(begin)
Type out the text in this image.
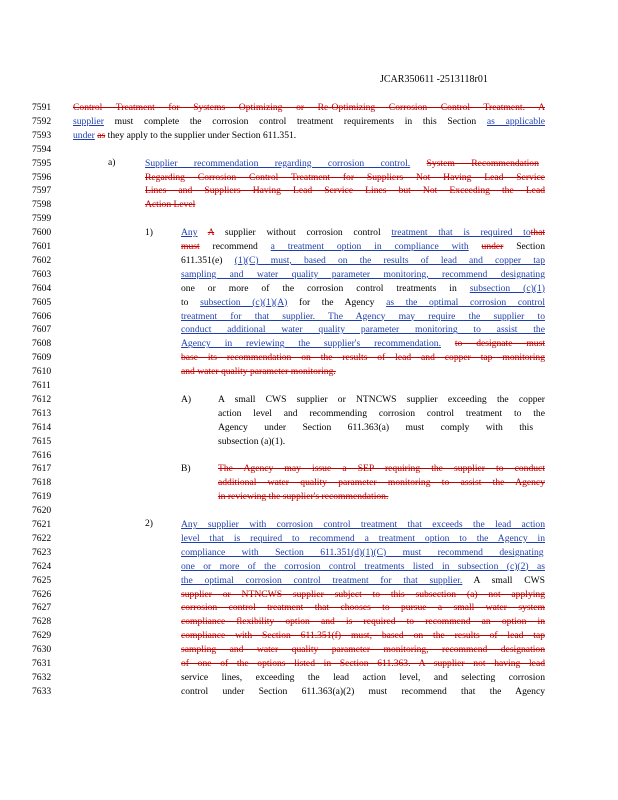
JCAR350611 -2513118r01
7591
7592
7593
7594
7595
7596
7597
7598
7599
7600
7601
7602
7603
7604
7605
7606
7607
7608
7609
7610
7611
7612
7613
7614
7615
7616
7617
7618
7619
7620
7621
7622
7623
7624
7625
7626
7627
7628
7629
7630
7631
7632
7633
a)
1)
A)
B)
2)
Control Treatment for Systems Optimizing or Re-Optimizing Corrosion Control Treatment. A
supplier must complete the corrosion control treatment requirements in this Section as applicable
under as they apply to the supplier under Section 611.351.
Supplier recommendation regarding corrosion control. System Recommendation
Regarding Corrosion Control Treatment for Suppliers Not Having Lead Service
Lines and Suppliers Having Lead Service Lines but Not Exceeding the Lead
Action Level
Any A supplier without corrosion control treatment that is required tothat
must recommend a treatment option in compliance with under Section
611.351(e) (1)(C) must, based on the results of lead and copper tap
sampling and water quality parameter monitoring, recommend designating
one or more of the corrosion control treatments in subsection (c)(1)
to subsection (c)(1)(A) for the Agency as the optimal corrosion control
treatment for that supplier. The Agency may require the supplier to
conduct additional water quality parameter monitoring to assist the
Agency in reviewing the supplier's recommendation. to designate must
base its recommendation on the results of lead and copper tap monitoring
and water quality parameter monitoring.
A small CWS supplier or NTNCWS supplier exceeding the copper
action level and recommending corrosion control treatment to the
Agency under Section 611.363(a) must comply with this
subsection (a)(1).
The Agency may issue a SEP requiring the supplier to conduct
additional water quality parameter monitoring to assist the Agency
in reviewing the supplier's recommendation.
Any supplier with corrosion control treatment that exceeds the lead action
level that is required to recommend a treatment option to the Agency in
compliance with Section 611.351(d)(1)(C) must recommend designating
one or more of the corrosion control treatments listed in subsection (c)(2) as
the optimal corrosion control treatment for that supplier. A small CWS
supplier or NTNCWS supplier subject to this subsection (a) not applying
corrosion control treatment that chooses to pursue a small water system
compliance flexibility option and is required to recommend an option in
compliance with Section 611.351(f) must, based on the results of lead tap
sampling and water quality parameter monitoring, recommend designation
of one of the options listed in Section 611.363. A supplier not having lead
service lines, exceeding the lead action level, and selecting corrosion
control under Section 611.363(a)(2) must recommend that the Agency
(end)
- _Given task_:
Apart from the pictures, the entries above are to be repeated in full and exactly.

- _Solution_:
Type out the text in this image.
JCAR350611 -2513118r01
7591
7592
7593
7594
7595
7596
7597
7598
7599
7600
7601
7602
7603
7604
7605
7606
7607
7608
7609
7610
7611
7612
7613
7614
7615
7616
7617
7618
7619
7620
7621
7622
7623
7624
7625
7626
7627
7628
7629
7630
7631
7632
7633
a)
1)
A)
B)
2)
Control Treatment for Systems Optimizing or Re-Optimizing Corrosion Control Treatment. A
supplier must complete the corrosion control treatment requirements in this Section as applicable
under as they apply to the supplier under Section 611.351.
Supplier recommendation regarding corrosion control. System Recommendation
Regarding Corrosion Control Treatment for Suppliers Not Having Lead Service
Lines and Suppliers Having Lead Service Lines but Not Exceeding the Lead
Action Level
Any A supplier without corrosion control treatment that is required tothat
must recommend a treatment option in compliance with under Section
611.351(e) (1)(C) must, based on the results of lead and copper tap
sampling and water quality parameter monitoring, recommend designating
one or more of the corrosion control treatments in subsection (c)(1)
to subsection (c)(1)(A) for the Agency as the optimal corrosion control
treatment for that supplier. The Agency may require the supplier to
conduct additional water quality parameter monitoring to assist the
Agency in reviewing the supplier's recommendation. to designate must
base its recommendation on the results of lead and copper tap monitoring
and water quality parameter monitoring.
A small CWS supplier or NTNCWS supplier exceeding the copper
action level and recommending corrosion control treatment to the
Agency under Section 611.363(a) must comply with this
subsection (a)(1).
The Agency may issue a SEP requiring the supplier to conduct
additional water quality parameter monitoring to assist the Agency
in reviewing the supplier's recommendation.
Any supplier with corrosion control treatment that exceeds the lead action
level that is required to recommend a treatment option to the Agency in
compliance with Section 611.351(d)(1)(C) must recommend designating
one or more of the corrosion control treatments listed in subsection (c)(2) as
the optimal corrosion control treatment for that supplier. A small CWS
supplier or NTNCWS supplier subject to this subsection (a) not applying
corrosion control treatment that chooses to pursue a small water system
compliance flexibility option and is required to recommend an option in
compliance with Section 611.351(f) must, based on the results of lead tap
sampling and water quality parameter monitoring, recommend designation
of one of the options listed in Section 611.363. A supplier not having lead
service lines, exceeding the lead action level, and selecting corrosion
control under Section 611.363(a)(2) must recommend that the Agency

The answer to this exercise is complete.